Job: Could you copy out all of the data below line for line, without changing a character, and leave the pictures out?

Available records:
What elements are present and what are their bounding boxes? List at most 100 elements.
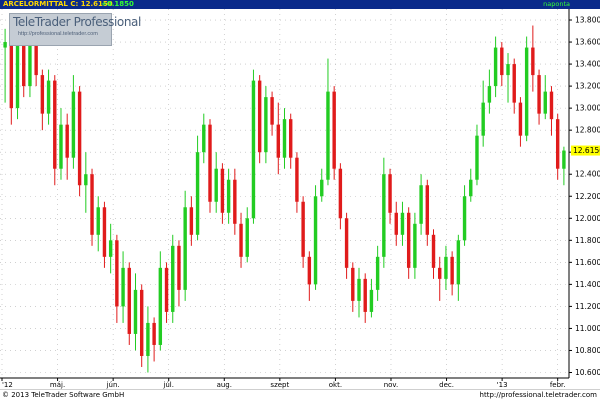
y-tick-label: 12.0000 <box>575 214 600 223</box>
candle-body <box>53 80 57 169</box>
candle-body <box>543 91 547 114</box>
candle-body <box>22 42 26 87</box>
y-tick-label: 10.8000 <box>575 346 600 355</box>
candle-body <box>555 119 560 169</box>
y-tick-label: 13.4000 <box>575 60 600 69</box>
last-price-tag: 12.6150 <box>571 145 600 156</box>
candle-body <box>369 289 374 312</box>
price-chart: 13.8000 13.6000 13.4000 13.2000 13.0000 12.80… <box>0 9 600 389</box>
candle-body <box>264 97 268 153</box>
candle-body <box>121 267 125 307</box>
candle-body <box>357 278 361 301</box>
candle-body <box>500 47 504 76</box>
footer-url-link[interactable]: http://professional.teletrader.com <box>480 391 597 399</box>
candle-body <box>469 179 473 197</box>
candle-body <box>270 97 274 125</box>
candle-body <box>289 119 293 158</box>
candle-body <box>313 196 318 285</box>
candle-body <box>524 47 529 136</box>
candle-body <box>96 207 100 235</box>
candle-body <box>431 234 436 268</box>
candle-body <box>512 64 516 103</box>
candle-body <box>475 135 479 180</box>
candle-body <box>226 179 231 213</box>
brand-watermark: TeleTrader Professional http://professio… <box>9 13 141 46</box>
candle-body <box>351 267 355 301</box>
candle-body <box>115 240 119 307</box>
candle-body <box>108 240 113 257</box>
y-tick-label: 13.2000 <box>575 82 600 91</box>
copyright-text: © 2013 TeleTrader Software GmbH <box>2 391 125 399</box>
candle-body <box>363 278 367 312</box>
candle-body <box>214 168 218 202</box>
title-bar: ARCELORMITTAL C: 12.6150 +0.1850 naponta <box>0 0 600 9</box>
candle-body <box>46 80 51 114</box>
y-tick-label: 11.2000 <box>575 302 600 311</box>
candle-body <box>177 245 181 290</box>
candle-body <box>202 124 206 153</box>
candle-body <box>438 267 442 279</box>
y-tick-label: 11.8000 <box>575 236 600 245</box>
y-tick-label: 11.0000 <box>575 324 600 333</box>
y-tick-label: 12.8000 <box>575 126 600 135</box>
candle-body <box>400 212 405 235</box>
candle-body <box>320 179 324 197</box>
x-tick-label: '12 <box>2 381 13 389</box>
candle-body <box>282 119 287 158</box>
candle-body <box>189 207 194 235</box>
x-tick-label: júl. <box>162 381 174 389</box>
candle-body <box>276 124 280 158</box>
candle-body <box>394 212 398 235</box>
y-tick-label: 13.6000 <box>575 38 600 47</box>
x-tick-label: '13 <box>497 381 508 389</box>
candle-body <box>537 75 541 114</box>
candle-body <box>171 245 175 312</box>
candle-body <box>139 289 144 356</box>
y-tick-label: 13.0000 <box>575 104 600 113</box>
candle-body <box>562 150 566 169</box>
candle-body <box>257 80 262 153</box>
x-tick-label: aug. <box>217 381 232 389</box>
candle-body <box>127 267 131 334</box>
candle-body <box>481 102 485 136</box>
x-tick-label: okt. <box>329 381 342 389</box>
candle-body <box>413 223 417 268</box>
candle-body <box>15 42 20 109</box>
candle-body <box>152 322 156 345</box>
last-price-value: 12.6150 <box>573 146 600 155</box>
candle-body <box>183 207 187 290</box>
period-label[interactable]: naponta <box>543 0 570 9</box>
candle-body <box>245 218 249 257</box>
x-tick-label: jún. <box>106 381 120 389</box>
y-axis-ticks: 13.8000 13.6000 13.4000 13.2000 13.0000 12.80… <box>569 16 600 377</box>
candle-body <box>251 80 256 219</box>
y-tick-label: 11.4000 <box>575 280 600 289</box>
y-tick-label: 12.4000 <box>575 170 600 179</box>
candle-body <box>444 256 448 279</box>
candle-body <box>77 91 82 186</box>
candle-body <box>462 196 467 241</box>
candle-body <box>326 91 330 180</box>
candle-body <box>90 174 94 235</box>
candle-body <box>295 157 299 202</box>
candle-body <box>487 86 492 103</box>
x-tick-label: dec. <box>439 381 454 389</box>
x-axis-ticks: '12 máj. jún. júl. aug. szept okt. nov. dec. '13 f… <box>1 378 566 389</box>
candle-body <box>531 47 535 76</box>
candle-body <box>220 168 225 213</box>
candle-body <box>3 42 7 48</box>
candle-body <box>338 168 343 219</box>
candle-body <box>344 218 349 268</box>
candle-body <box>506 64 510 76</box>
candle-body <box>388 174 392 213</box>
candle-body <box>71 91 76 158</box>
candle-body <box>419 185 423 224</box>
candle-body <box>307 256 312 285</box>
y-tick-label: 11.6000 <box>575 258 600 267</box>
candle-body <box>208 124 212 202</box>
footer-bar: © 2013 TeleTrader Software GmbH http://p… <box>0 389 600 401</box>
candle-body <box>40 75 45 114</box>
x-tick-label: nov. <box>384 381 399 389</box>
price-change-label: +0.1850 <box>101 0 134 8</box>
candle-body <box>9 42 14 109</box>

Task result:
What elements are present and what are their bounding boxes? List at most 100 elements.
y-tick-label: 12.0000 <box>575 214 600 223</box>
candle-body <box>53 80 57 169</box>
candle-body <box>543 91 547 114</box>
candle-body <box>22 42 26 87</box>
y-tick-label: 10.8000 <box>575 346 600 355</box>
candle-body <box>555 119 560 169</box>
y-tick-label: 13.4000 <box>575 60 600 69</box>
last-price-tag: 12.6150 <box>571 145 600 156</box>
candle-body <box>369 289 374 312</box>
price-chart: 13.8000 13.6000 13.4000 13.2000 13.0000 12.80… <box>0 9 600 389</box>
candle-body <box>264 97 268 153</box>
candle-body <box>121 267 125 307</box>
candle-body <box>357 278 361 301</box>
candle-body <box>500 47 504 76</box>
footer-url-link[interactable]: http://professional.teletrader.com <box>480 391 597 399</box>
candle-body <box>469 179 473 197</box>
candle-body <box>270 97 274 125</box>
candle-body <box>289 119 293 158</box>
candle-body <box>313 196 318 285</box>
candle-body <box>524 47 529 136</box>
candle-body <box>96 207 100 235</box>
candle-body <box>431 234 436 268</box>
candle-body <box>512 64 516 103</box>
candle-body <box>475 135 479 180</box>
candle-body <box>226 179 231 213</box>
brand-watermark: TeleTrader Professional http://professio… <box>9 13 141 46</box>
candle-body <box>351 267 355 301</box>
candle-body <box>115 240 119 307</box>
candle-body <box>108 240 113 257</box>
y-tick-label: 13.2000 <box>575 82 600 91</box>
copyright-text: © 2013 TeleTrader Software GmbH <box>2 391 125 399</box>
candle-body <box>363 278 367 312</box>
candle-body <box>214 168 218 202</box>
title-bar: ARCELORMITTAL C: 12.6150 +0.1850 naponta <box>0 0 600 9</box>
candle-body <box>46 80 51 114</box>
y-tick-label: 11.2000 <box>575 302 600 311</box>
candle-body <box>177 245 181 290</box>
candle-body <box>202 124 206 153</box>
candle-body <box>438 267 442 279</box>
y-tick-label: 11.8000 <box>575 236 600 245</box>
y-tick-label: 11.0000 <box>575 324 600 333</box>
y-tick-label: 12.8000 <box>575 126 600 135</box>
candle-body <box>400 212 405 235</box>
candle-body <box>320 179 324 197</box>
x-tick-label: '12 <box>2 381 13 389</box>
candle-body <box>282 119 287 158</box>
candle-body <box>189 207 194 235</box>
x-tick-label: júl. <box>162 381 174 389</box>
candle-body <box>276 124 280 158</box>
candle-body <box>394 212 398 235</box>
y-tick-label: 13.6000 <box>575 38 600 47</box>
x-tick-label: '13 <box>497 381 508 389</box>
candle-body <box>537 75 541 114</box>
candle-body <box>171 245 175 312</box>
candle-body <box>139 289 144 356</box>
y-tick-label: 13.0000 <box>575 104 600 113</box>
candle-body <box>562 150 566 169</box>
candle-body <box>257 80 262 153</box>
x-tick-label: aug. <box>217 381 232 389</box>
candle-body <box>127 267 131 334</box>
candle-body <box>481 102 485 136</box>
x-tick-label: okt. <box>329 381 342 389</box>
candle-body <box>413 223 417 268</box>
candle-body <box>15 42 20 109</box>
candle-body <box>152 322 156 345</box>
last-price-value: 12.6150 <box>573 146 600 155</box>
candle-body <box>183 207 187 290</box>
period-label[interactable]: naponta <box>543 0 570 9</box>
candle-body <box>245 218 249 257</box>
x-tick-label: jún. <box>106 381 120 389</box>
y-axis-ticks: 13.8000 13.6000 13.4000 13.2000 13.0000 12.80… <box>569 16 600 377</box>
candle-body <box>251 80 256 219</box>
y-tick-label: 11.4000 <box>575 280 600 289</box>
y-tick-label: 12.4000 <box>575 170 600 179</box>
candle-body <box>444 256 448 279</box>
candle-body <box>77 91 82 186</box>
candle-body <box>462 196 467 241</box>
candle-body <box>326 91 330 180</box>
candle-body <box>90 174 94 235</box>
candle-body <box>295 157 299 202</box>
candle-body <box>487 86 492 103</box>
x-tick-label: dec. <box>439 381 454 389</box>
x-axis-ticks: '12 máj. jún. júl. aug. szept okt. nov. dec. '13 f… <box>1 378 566 389</box>
candle-body <box>531 47 535 76</box>
candle-body <box>220 168 225 213</box>
candle-body <box>3 42 7 48</box>
candle-body <box>338 168 343 219</box>
candle-body <box>344 218 349 268</box>
candle-body <box>506 64 510 76</box>
candle-body <box>388 174 392 213</box>
candle-body <box>71 91 76 158</box>
candle-body <box>419 185 423 224</box>
candle-body <box>307 256 312 285</box>
y-tick-label: 11.6000 <box>575 258 600 267</box>
candle-body <box>208 124 212 202</box>
footer-bar: © 2013 TeleTrader Software GmbH http://p… <box>0 389 600 401</box>
candle-body <box>40 75 45 114</box>
x-tick-label: nov. <box>384 381 399 389</box>
price-change-label: +0.1850 <box>101 0 134 8</box>
candle-body <box>9 42 14 109</box>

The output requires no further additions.